(Dataset entries)
[start]

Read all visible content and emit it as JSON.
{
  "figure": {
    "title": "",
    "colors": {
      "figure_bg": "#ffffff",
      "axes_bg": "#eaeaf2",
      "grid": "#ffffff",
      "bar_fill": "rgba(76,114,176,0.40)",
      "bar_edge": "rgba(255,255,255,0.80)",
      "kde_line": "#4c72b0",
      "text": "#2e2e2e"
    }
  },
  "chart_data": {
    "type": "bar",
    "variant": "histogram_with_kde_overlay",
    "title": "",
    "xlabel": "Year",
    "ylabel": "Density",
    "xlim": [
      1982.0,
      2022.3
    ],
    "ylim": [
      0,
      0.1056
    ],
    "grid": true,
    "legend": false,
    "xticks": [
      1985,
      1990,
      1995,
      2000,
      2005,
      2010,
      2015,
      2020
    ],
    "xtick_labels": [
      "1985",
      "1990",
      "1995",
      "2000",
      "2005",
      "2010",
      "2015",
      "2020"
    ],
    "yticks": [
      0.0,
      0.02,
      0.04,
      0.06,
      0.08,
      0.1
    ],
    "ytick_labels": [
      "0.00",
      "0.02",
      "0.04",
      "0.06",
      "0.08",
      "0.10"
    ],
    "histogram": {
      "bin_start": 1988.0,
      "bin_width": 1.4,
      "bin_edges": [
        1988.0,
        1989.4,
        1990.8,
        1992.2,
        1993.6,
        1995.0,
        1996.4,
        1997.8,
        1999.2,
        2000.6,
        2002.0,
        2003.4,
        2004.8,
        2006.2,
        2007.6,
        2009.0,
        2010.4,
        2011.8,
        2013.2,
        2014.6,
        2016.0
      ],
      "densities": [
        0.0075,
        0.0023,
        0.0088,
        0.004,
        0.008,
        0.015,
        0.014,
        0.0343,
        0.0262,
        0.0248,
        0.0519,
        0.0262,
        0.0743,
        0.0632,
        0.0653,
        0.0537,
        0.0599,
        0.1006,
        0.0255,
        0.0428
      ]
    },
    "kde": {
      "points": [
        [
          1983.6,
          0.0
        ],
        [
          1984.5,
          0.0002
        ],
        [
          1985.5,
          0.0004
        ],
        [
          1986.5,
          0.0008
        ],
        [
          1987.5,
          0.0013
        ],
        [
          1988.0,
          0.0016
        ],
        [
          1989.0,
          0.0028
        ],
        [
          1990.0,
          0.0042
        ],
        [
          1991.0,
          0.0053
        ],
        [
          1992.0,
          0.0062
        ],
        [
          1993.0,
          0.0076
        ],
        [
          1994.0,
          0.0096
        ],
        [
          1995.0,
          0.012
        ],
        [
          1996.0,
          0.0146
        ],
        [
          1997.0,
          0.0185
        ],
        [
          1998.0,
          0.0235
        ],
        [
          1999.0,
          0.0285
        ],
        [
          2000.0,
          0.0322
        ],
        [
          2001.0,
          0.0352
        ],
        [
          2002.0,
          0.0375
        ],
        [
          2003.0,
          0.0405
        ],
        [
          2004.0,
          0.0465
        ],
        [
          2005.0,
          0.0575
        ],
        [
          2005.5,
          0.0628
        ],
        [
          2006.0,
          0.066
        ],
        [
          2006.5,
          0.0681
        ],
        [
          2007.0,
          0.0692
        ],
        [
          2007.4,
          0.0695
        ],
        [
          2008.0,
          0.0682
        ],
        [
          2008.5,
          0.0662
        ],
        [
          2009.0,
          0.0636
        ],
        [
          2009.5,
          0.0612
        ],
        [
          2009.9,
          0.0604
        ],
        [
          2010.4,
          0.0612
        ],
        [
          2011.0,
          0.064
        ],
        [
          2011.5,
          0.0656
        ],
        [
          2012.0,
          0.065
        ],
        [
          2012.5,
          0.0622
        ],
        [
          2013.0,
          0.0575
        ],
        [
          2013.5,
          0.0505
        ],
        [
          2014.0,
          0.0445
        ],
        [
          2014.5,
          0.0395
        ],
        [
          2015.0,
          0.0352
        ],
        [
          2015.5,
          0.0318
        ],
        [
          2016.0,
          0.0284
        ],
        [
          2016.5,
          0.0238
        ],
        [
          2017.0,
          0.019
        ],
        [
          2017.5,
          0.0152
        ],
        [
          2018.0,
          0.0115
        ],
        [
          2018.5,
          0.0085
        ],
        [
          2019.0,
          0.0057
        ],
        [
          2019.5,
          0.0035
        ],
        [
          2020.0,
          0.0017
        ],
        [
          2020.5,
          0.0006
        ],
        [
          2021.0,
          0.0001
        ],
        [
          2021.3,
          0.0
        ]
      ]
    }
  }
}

[end]

Please output every record, keeping each line exact.

Read all visible content and emit it as JSON.
{
  "figure": {
    "title": "",
    "colors": {
      "figure_bg": "#ffffff",
      "axes_bg": "#eaeaf2",
      "grid": "#ffffff",
      "bar_fill": "rgba(76,114,176,0.40)",
      "bar_edge": "rgba(255,255,255,0.80)",
      "kde_line": "#4c72b0",
      "text": "#2e2e2e"
    }
  },
  "chart_data": {
    "type": "bar",
    "variant": "histogram_with_kde_overlay",
    "title": "",
    "xlabel": "Year",
    "ylabel": "Density",
    "xlim": [
      1982.0,
      2022.3
    ],
    "ylim": [
      0,
      0.1056
    ],
    "grid": true,
    "legend": false,
    "xticks": [
      1985,
      1990,
      1995,
      2000,
      2005,
      2010,
      2015,
      2020
    ],
    "xtick_labels": [
      "1985",
      "1990",
      "1995",
      "2000",
      "2005",
      "2010",
      "2015",
      "2020"
    ],
    "yticks": [
      0.0,
      0.02,
      0.04,
      0.06,
      0.08,
      0.1
    ],
    "ytick_labels": [
      "0.00",
      "0.02",
      "0.04",
      "0.06",
      "0.08",
      "0.10"
    ],
    "histogram": {
      "bin_start": 1988.0,
      "bin_width": 1.4,
      "bin_edges": [
        1988.0,
        1989.4,
        1990.8,
        1992.2,
        1993.6,
        1995.0,
        1996.4,
        1997.8,
        1999.2,
        2000.6,
        2002.0,
        2003.4,
        2004.8,
        2006.2,
        2007.6,
        2009.0,
        2010.4,
        2011.8,
        2013.2,
        2014.6,
        2016.0
      ],
      "densities": [
        0.0075,
        0.0023,
        0.0088,
        0.004,
        0.008,
        0.015,
        0.014,
        0.0343,
        0.0262,
        0.0248,
        0.0519,
        0.0262,
        0.0743,
        0.0632,
        0.0653,
        0.0537,
        0.0599,
        0.1006,
        0.0255,
        0.0428
      ]
    },
    "kde": {
      "points": [
        [
          1983.6,
          0.0
        ],
        [
          1984.5,
          0.0002
        ],
        [
          1985.5,
          0.0004
        ],
        [
          1986.5,
          0.0008
        ],
        [
          1987.5,
          0.0013
        ],
        [
          1988.0,
          0.0016
        ],
        [
          1989.0,
          0.0028
        ],
        [
          1990.0,
          0.0042
        ],
        [
          1991.0,
          0.0053
        ],
        [
          1992.0,
          0.0062
        ],
        [
          1993.0,
          0.0076
        ],
        [
          1994.0,
          0.0096
        ],
        [
          1995.0,
          0.012
        ],
        [
          1996.0,
          0.0146
        ],
        [
          1997.0,
          0.0185
        ],
        [
          1998.0,
          0.0235
        ],
        [
          1999.0,
          0.0285
        ],
        [
          2000.0,
          0.0322
        ],
        [
          2001.0,
          0.0352
        ],
        [
          2002.0,
          0.0375
        ],
        [
          2003.0,
          0.0405
        ],
        [
          2004.0,
          0.0465
        ],
        [
          2005.0,
          0.0575
        ],
        [
          2005.5,
          0.0628
        ],
        [
          2006.0,
          0.066
        ],
        [
          2006.5,
          0.0681
        ],
        [
          2007.0,
          0.0692
        ],
        [
          2007.4,
          0.0695
        ],
        [
          2008.0,
          0.0682
        ],
        [
          2008.5,
          0.0662
        ],
        [
          2009.0,
          0.0636
        ],
        [
          2009.5,
          0.0612
        ],
        [
          2009.9,
          0.0604
        ],
        [
          2010.4,
          0.0612
        ],
        [
          2011.0,
          0.064
        ],
        [
          2011.5,
          0.0656
        ],
        [
          2012.0,
          0.065
        ],
        [
          2012.5,
          0.0622
        ],
        [
          2013.0,
          0.0575
        ],
        [
          2013.5,
          0.0505
        ],
        [
          2014.0,
          0.0445
        ],
        [
          2014.5,
          0.0395
        ],
        [
          2015.0,
          0.0352
        ],
        [
          2015.5,
          0.0318
        ],
        [
          2016.0,
          0.0284
        ],
        [
          2016.5,
          0.0238
        ],
        [
          2017.0,
          0.019
        ],
        [
          2017.5,
          0.0152
        ],
        [
          2018.0,
          0.0115
        ],
        [
          2018.5,
          0.0085
        ],
        [
          2019.0,
          0.0057
        ],
        [
          2019.5,
          0.0035
        ],
        [
          2020.0,
          0.0017
        ],
        [
          2020.5,
          0.0006
        ],
        [
          2021.0,
          0.0001
        ],
        [
          2021.3,
          0.0
        ]
      ]
    }
  }
}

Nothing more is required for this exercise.